* **Short problem 1**: Translate this sentence from the B-tree proposal into Spanish: "Storing duplicates in posting list/tree helps to avoid superfluous splits."
* **Short problem 2**: Please return everything in the B-tree proposal from "You can find" down to "avoid superfluous splits.", copied word for word.
* **Short problem 3**: According to the B-tree proposal, what happens in GIN when too many rows have the same key?

[PROPOSAL] Effective storage of duplicates in B-tree index.

From: Anastasia Lubennikova <a(dot)lubennikova(at)postgrespro(dot)ru>
To: pgsql-hackers(at)postgresql(dot)org
Subject: [PROPOSAL] Effective storage of duplicates in B-tree index.
Date: 2015-08-31 07:41:15
Message-ID: 55E4051B.7020209@postgrespro.ru
Views: Raw Message | Whole Thread | Download mbox | Resend email
Thread:
Lists: pgsql-hackers

Hi, hackers!
I'm going to begin work on effective storage of duplicate keys in B-tree
index.
The main idea is to implement posting lists and posting trees for B-tree
index pages as it's already done for GIN.

In a nutshell, effective storing of duplicates in GIN is organised as
follows.
Index stores single index tuple for each unique key. That index tuple
points to posting list which contains pointers to heap tuples (TIDs). If
too many rows having the same key, multiple pages are allocated for the
TIDs and these constitute so called posting tree.
You can find wonderful detailed descriptions in gin readme
<https://github.com/postgres/postgres/blob/master/src/backend/access/gin/README>
and articles <http://www.cybertec.at/gin-just-an-index-type/>.
It also makes possible to apply compression algorithm to posting
list/tree and significantly decrease index size. Read more in
presentation (part 1)
<http://www.pgcon.org/2014/schedule/attachments/329_PGCon2014-GIN.pdf>.

Now new B-tree index tuple must be inserted for each table row that we
index.
It can possibly cause page split. Because of MVCC even unique index
could contain duplicates.
Storing duplicates in posting list/tree helps to avoid superfluous splits.

So it seems to be very useful improvement. Of course it requires a lot
of changes in B-tree implementation, so I need approval from community.

[Recorded data]
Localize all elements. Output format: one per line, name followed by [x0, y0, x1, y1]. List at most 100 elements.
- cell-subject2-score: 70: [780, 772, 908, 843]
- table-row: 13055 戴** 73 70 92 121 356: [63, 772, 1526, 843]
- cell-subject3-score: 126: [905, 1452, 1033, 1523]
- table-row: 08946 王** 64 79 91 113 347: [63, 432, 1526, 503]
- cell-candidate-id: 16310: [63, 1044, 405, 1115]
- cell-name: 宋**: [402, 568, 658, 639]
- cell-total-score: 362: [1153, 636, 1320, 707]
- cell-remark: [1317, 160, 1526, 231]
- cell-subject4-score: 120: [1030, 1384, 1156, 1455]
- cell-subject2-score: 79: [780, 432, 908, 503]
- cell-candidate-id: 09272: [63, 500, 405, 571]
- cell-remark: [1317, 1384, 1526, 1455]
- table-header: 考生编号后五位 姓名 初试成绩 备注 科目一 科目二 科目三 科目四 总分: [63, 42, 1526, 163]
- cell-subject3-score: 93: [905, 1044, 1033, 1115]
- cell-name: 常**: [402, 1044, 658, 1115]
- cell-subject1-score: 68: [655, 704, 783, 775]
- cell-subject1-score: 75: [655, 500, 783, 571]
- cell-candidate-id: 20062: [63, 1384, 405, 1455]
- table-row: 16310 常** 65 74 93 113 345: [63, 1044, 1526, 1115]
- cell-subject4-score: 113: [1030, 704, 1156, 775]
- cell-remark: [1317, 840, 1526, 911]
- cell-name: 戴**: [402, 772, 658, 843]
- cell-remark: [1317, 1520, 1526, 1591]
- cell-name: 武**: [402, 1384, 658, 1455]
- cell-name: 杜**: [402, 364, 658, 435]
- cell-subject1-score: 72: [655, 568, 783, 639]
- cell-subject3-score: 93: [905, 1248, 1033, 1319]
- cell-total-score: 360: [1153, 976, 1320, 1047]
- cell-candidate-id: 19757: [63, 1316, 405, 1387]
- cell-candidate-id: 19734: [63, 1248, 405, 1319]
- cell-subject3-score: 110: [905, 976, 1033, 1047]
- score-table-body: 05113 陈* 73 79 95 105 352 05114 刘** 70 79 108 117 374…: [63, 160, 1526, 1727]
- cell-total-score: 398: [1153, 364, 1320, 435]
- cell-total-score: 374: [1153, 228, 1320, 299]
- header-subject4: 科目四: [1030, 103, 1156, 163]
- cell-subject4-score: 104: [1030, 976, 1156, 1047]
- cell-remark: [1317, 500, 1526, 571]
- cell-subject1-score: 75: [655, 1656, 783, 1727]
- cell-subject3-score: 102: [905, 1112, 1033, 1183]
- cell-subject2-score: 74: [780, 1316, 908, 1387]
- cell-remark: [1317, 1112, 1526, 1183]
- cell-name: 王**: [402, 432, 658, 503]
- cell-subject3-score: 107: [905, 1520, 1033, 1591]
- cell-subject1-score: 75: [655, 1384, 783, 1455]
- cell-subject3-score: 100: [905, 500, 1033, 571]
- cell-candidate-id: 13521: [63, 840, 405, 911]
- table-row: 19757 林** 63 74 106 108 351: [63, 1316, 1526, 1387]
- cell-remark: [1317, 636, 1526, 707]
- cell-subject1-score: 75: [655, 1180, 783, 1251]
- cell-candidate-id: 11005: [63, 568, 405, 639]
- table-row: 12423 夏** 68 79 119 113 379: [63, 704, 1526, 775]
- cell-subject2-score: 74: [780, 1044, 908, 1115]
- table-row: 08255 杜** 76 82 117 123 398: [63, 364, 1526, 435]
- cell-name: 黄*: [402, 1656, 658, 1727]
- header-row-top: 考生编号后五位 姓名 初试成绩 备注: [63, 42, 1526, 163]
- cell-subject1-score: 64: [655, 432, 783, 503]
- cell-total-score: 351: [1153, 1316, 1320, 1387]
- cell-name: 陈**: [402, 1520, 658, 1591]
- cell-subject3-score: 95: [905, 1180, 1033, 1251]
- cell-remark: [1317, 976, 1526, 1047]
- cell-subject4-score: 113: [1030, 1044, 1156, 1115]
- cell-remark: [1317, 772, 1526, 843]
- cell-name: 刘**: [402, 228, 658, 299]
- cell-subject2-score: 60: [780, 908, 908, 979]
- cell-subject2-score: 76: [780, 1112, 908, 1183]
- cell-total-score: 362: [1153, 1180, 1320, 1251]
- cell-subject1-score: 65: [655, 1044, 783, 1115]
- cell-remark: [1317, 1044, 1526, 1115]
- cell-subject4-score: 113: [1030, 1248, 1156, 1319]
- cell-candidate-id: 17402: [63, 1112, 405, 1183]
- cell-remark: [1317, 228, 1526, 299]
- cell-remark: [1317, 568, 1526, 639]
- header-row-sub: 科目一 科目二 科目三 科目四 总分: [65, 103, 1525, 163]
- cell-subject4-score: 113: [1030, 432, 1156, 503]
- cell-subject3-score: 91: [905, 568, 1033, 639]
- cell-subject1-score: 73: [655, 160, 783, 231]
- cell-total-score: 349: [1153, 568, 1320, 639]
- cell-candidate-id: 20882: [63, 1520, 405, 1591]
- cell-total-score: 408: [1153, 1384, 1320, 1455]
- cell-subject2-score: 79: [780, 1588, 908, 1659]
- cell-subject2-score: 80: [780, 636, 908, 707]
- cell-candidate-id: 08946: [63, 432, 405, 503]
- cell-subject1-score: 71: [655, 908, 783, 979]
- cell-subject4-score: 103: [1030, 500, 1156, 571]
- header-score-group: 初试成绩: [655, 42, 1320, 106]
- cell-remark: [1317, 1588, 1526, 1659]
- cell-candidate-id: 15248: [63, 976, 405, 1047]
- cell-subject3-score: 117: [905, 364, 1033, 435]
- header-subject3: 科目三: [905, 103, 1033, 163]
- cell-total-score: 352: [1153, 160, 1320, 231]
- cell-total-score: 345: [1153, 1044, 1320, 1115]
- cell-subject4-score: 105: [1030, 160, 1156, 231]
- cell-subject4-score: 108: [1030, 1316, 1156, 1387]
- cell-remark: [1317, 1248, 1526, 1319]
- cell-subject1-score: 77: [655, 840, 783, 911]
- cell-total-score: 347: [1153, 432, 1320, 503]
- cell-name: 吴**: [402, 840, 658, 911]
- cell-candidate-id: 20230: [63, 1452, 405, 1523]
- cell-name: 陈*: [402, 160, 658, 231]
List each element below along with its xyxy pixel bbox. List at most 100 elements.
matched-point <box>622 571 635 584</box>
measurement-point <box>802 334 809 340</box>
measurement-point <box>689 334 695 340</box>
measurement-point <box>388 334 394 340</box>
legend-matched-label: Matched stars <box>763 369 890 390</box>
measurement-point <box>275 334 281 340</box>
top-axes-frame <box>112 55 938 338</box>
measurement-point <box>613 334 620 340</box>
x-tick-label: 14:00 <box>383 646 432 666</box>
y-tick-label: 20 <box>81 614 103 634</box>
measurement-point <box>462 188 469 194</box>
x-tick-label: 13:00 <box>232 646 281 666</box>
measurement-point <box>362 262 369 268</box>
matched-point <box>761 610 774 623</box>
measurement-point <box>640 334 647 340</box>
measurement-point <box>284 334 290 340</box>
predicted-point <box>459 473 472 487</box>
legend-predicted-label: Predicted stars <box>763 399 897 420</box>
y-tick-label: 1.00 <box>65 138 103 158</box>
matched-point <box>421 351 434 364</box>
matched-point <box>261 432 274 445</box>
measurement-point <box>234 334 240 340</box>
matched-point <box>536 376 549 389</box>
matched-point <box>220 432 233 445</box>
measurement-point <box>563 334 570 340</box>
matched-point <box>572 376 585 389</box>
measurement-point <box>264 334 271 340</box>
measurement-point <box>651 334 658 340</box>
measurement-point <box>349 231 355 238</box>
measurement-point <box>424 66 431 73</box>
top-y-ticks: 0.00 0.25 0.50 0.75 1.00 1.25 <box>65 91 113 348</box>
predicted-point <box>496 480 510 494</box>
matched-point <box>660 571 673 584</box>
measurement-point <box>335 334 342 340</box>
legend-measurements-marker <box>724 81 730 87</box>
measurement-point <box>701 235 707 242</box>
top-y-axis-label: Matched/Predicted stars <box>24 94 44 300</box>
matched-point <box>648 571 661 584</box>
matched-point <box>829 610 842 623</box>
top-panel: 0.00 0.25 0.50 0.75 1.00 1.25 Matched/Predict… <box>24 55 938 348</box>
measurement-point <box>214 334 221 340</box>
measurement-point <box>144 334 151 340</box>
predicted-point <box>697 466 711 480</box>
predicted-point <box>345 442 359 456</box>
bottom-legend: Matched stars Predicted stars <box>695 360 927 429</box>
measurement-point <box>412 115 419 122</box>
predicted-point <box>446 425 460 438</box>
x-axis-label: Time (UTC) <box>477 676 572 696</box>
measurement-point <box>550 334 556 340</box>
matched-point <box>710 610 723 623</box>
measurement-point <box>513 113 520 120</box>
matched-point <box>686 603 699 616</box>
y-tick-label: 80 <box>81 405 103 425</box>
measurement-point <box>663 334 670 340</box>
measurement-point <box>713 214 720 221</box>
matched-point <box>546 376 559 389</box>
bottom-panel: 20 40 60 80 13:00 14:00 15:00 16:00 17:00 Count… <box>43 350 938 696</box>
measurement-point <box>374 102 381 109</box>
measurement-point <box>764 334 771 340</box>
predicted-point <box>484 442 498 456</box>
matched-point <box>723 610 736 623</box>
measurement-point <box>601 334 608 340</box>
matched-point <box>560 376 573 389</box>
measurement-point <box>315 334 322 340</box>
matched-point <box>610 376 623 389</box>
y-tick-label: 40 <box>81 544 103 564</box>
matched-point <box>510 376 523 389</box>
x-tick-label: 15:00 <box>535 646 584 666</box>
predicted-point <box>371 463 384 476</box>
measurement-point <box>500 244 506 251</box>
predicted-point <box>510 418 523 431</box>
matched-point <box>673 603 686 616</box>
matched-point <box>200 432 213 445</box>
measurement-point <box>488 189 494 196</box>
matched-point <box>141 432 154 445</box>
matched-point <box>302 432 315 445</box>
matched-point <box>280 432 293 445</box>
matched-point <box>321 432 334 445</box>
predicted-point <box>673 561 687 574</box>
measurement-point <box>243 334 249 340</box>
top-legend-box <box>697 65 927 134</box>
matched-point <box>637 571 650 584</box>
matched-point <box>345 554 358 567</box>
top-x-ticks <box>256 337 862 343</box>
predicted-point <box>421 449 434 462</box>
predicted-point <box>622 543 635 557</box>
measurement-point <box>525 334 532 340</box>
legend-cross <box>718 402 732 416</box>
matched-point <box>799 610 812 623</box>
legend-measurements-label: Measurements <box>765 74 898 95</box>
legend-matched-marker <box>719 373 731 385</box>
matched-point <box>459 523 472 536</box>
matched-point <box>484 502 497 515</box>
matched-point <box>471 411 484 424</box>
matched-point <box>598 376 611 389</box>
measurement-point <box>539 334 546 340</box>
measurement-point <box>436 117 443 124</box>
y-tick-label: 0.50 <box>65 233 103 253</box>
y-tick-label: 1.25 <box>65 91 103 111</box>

* **Complete answer 1**: Almacenar los duplicados en una posting list/tree ayuda a evitar divisiones superfluas.

* **Complete answer 2**:
You can find wonderful detailed descriptions in gin readme
<https://github.com/postgres/postgres/blob/master/src/backend/access/gin/README>
and articles <http://www.cybertec.at/gin-just-an-index-type/>.
It also makes possible to apply compression algorithm to posting
list/tree and significantly decrease index size. Read more in
presentation (part 1)
<http://www.pgcon.org/2014/schedule/attachments/329_PGCon2014-GIN.pdf>.

Now new B-tree index tuple must be inserted for each table row that we
index.
It can possibly cause page split. Because of MVCC even unique index
could contain duplicates.
Storing duplicates in posting list/tree helps to avoid superfluous splits.

* **Complete answer 3**: Multiple pages are allocated for the TIDs, and these make up a posting tree.